Stored records

******

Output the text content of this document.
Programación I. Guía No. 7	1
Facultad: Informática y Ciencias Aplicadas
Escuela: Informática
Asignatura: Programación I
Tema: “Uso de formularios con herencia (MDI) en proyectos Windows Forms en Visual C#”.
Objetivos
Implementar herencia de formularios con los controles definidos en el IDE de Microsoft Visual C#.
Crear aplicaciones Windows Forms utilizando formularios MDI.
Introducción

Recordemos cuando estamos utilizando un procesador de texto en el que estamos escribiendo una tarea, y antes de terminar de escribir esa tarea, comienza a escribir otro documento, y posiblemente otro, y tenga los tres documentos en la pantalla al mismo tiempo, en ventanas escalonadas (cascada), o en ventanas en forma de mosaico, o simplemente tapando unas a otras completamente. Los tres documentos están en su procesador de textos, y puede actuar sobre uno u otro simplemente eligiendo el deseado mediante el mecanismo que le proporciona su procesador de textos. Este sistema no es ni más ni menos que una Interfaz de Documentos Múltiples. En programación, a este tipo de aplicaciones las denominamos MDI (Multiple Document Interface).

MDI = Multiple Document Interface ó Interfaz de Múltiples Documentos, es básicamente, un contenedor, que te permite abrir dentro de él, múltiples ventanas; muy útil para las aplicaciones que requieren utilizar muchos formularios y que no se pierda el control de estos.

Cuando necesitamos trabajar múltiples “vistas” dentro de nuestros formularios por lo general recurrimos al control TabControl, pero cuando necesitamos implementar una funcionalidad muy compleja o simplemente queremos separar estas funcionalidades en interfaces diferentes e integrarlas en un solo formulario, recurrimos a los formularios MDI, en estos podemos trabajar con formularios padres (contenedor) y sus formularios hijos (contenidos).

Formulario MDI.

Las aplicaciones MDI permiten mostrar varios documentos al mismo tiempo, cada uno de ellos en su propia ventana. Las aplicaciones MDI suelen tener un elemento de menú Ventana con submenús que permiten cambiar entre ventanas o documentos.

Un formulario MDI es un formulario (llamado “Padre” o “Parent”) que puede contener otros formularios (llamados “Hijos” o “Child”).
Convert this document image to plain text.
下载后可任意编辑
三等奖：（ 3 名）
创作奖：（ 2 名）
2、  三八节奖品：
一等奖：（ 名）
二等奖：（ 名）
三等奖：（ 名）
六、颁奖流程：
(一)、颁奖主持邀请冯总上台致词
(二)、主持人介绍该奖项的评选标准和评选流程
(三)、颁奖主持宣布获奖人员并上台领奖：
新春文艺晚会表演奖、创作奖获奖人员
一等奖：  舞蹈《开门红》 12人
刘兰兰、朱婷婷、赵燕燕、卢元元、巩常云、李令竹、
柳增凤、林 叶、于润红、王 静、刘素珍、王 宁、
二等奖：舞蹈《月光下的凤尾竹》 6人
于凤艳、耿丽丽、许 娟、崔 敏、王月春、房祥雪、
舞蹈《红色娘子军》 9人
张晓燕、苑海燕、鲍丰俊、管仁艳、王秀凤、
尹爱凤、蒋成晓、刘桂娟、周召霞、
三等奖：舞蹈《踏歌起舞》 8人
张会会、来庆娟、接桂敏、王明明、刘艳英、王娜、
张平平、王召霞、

******

§ **Work to do**
In the entries above, count every line containing the word "estos". Write only the total.

§ **Result of the task**
2